Could you copy every line from the material below in which "name" appears?

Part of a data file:
# # #

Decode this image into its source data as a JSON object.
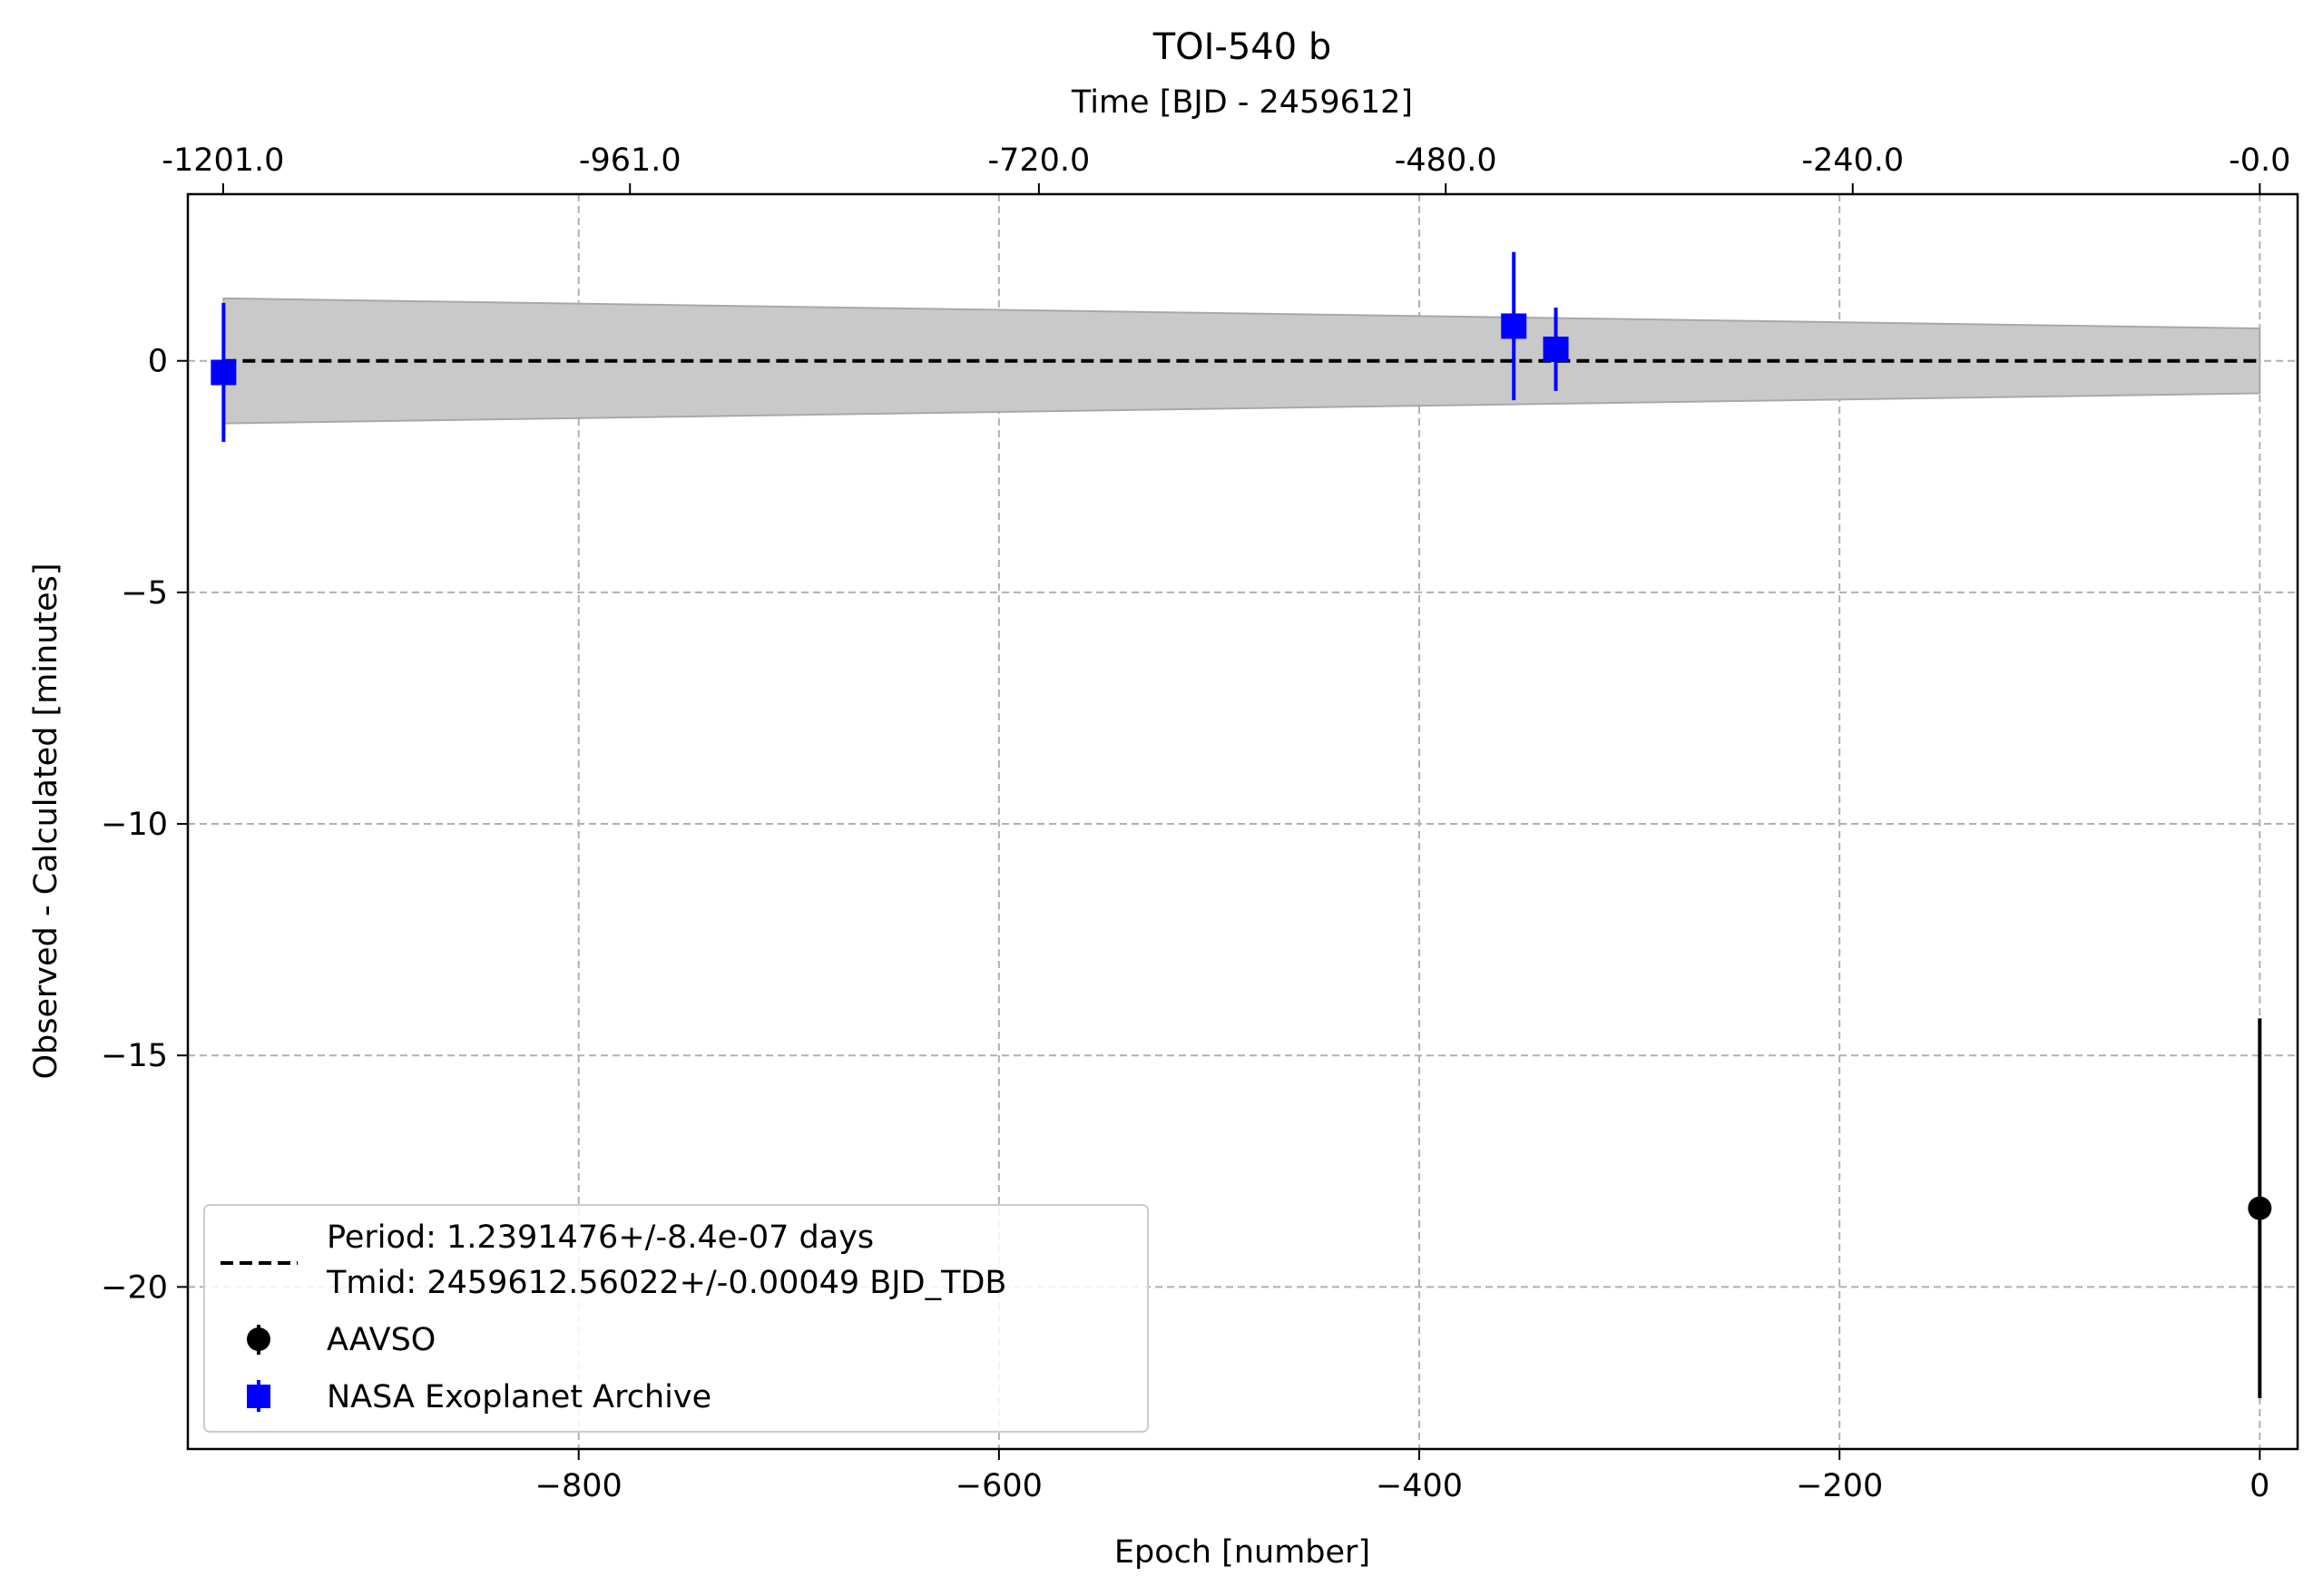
{
  "chart_data": {
    "type": "scatter",
    "title": "TOI-540 b",
    "xlabel": "Epoch [number]",
    "ylabel": "Observed - Calculated [minutes]",
    "x2label": "Time [BJD - 2459612]",
    "xlim": [
      -986,
      18
    ],
    "ylim": [
      -23.5,
      3.6
    ],
    "xticks": [
      -800,
      -600,
      -400,
      -200,
      0
    ],
    "xtick_labels": [
      "−800",
      "−600",
      "−400",
      "−200",
      "0"
    ],
    "yticks": [
      0,
      -5,
      -10,
      -15,
      -20
    ],
    "ytick_labels": [
      "0",
      "−5",
      "−10",
      "−15",
      "−20"
    ],
    "x2ticks": [
      -969.2,
      -775.6,
      -581.0,
      -387.4,
      -193.7,
      0
    ],
    "x2tick_labels": [
      "-1201.0",
      "-961.0",
      "-720.0",
      "-480.0",
      "-240.0",
      "-0.0"
    ],
    "grid": true,
    "legend_position": "lower-left",
    "fit": {
      "label": "Period: 1.2391476+/-8.4e-07 days\nTmid: 2459612.56022+/-0.00049 BJD_TDB",
      "x": [
        -969,
        0
      ],
      "y": [
        0,
        0
      ],
      "band_upper": [
        1.35,
        0.7
      ],
      "band_lower": [
        -1.35,
        -0.7
      ],
      "color": "#000000",
      "band_color": "#c9c9c9"
    },
    "series": [
      {
        "name": "AAVSO",
        "marker": "circle",
        "color": "#000000",
        "x": [
          0
        ],
        "y": [
          -18.3
        ],
        "yerr": [
          4.1
        ]
      },
      {
        "name": "NASA Exoplanet Archive",
        "marker": "square",
        "color": "#0000ff",
        "x": [
          -969,
          -355,
          -335
        ],
        "y": [
          -0.25,
          0.75,
          0.25
        ],
        "yerr": [
          1.5,
          1.6,
          0.9
        ]
      }
    ]
  }
}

# # #

EXPECTED OUTPUT:
        "name": "AAVSO",
        "name": "NASA Exoplanet Archive",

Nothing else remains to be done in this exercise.